Records shown
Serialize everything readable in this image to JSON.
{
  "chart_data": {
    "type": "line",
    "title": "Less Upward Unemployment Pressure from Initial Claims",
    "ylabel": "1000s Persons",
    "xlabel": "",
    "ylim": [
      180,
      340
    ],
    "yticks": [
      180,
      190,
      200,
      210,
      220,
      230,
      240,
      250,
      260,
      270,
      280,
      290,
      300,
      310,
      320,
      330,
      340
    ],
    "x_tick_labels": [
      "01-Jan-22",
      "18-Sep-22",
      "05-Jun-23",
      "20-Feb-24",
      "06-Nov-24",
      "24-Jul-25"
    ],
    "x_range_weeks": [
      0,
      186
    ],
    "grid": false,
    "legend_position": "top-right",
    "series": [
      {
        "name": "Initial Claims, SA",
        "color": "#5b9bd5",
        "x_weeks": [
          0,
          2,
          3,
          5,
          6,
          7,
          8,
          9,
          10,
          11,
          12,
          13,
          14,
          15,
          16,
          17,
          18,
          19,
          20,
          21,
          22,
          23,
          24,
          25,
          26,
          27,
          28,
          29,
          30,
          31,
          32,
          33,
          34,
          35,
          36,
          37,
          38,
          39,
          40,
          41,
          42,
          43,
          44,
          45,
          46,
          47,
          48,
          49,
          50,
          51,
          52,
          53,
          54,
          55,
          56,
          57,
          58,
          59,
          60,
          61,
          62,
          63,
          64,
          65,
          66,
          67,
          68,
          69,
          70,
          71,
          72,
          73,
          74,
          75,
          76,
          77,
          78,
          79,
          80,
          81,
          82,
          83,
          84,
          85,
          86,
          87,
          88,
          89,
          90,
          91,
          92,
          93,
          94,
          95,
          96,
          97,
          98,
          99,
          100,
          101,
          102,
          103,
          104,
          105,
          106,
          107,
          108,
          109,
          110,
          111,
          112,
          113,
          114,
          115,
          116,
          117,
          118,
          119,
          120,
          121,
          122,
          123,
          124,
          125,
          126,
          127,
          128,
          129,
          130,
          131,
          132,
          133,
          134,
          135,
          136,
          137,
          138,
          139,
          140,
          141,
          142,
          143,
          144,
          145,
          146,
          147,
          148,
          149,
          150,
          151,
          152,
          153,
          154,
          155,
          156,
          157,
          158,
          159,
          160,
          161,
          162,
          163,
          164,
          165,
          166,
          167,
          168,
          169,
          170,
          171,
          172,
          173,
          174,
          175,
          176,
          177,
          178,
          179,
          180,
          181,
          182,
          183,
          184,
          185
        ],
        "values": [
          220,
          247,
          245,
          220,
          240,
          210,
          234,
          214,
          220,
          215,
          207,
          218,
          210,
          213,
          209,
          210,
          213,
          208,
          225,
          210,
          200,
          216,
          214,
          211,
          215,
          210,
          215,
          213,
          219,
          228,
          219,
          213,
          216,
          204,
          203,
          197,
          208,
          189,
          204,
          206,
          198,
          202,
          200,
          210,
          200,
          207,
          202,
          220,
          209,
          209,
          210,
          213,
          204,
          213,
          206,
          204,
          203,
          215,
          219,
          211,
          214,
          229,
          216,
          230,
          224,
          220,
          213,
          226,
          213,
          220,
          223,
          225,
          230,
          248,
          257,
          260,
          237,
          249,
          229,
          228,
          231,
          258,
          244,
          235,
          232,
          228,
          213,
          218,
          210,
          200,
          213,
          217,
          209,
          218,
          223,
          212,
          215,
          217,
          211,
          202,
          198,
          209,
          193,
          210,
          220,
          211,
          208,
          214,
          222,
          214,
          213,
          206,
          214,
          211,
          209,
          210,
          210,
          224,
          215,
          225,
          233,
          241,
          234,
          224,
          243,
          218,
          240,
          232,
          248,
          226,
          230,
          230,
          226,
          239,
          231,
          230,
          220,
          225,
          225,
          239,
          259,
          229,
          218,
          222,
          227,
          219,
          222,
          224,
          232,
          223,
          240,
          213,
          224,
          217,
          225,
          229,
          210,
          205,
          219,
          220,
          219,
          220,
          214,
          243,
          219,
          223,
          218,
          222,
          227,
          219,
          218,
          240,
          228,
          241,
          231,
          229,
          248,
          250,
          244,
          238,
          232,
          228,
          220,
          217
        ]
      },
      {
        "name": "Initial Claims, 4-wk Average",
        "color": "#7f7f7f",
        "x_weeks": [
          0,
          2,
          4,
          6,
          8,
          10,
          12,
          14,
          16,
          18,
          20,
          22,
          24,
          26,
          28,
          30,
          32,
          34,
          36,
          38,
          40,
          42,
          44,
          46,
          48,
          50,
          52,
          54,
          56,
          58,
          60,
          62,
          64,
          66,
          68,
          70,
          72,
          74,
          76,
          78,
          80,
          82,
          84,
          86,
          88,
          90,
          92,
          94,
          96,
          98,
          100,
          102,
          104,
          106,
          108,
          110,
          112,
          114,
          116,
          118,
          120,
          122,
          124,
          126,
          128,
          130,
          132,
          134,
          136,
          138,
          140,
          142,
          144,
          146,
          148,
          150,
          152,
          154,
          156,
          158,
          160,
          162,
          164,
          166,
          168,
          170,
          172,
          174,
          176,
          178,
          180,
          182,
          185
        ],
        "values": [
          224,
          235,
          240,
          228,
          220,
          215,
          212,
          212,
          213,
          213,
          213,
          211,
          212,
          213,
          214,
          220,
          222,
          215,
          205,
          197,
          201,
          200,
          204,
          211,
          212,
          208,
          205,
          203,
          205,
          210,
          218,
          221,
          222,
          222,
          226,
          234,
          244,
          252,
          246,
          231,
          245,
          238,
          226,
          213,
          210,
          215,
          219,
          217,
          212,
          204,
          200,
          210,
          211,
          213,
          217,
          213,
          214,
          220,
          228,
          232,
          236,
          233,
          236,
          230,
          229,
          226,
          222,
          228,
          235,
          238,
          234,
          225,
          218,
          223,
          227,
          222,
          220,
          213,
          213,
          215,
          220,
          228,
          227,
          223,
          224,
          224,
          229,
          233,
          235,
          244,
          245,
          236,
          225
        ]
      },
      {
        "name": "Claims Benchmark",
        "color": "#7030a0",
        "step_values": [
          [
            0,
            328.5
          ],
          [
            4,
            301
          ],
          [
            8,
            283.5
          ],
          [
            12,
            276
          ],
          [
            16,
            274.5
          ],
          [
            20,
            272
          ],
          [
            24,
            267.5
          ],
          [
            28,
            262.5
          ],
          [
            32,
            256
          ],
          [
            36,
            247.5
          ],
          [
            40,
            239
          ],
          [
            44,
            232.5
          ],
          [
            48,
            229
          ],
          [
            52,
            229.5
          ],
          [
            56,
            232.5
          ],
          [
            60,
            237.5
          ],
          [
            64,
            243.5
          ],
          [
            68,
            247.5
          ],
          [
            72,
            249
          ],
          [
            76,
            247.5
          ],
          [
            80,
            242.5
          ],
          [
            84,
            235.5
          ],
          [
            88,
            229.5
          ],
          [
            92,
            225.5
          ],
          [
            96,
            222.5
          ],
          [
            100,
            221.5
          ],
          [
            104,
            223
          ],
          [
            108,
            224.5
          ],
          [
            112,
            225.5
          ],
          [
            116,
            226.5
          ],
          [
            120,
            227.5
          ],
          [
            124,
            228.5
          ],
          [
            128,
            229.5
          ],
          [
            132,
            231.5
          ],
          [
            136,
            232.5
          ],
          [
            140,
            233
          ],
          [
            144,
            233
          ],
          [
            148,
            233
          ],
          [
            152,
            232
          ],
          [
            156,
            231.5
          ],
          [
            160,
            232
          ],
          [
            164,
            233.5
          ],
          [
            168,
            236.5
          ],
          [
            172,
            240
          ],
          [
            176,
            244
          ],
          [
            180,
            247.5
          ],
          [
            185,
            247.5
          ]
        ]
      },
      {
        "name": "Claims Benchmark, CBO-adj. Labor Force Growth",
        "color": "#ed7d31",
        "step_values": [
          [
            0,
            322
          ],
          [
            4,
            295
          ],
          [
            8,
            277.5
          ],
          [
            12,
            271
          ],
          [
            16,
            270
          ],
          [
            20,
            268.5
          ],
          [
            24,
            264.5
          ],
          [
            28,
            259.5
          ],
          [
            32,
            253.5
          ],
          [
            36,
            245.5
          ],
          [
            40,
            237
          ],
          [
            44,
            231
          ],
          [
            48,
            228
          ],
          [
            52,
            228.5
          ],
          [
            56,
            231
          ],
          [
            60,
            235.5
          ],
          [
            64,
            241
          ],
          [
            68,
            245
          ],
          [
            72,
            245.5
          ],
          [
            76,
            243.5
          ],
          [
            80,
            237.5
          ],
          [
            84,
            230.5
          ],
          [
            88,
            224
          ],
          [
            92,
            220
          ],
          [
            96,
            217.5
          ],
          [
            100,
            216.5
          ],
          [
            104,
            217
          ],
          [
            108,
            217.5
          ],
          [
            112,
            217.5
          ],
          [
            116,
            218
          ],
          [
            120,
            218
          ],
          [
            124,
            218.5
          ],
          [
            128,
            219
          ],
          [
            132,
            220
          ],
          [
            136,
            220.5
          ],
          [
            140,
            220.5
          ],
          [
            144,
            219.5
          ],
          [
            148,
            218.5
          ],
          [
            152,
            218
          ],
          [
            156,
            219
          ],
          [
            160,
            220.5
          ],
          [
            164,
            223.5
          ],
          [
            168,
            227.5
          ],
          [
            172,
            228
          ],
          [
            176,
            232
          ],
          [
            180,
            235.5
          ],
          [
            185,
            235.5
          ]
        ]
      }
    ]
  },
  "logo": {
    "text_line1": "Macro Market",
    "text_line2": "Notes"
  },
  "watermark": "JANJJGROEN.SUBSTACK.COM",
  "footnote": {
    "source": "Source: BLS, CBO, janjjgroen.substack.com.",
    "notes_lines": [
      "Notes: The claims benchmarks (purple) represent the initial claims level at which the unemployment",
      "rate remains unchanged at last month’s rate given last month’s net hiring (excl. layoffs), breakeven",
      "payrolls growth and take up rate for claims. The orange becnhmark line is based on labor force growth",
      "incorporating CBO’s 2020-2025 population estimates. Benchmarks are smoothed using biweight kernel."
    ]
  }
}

Directions for this task
Take every line that includes the string "color" and copy it.

Complete output
        "color": "#5b9bd5",
        "color": "#7f7f7f",
        "color": "#7030a0",
        "color": "#ed7d31",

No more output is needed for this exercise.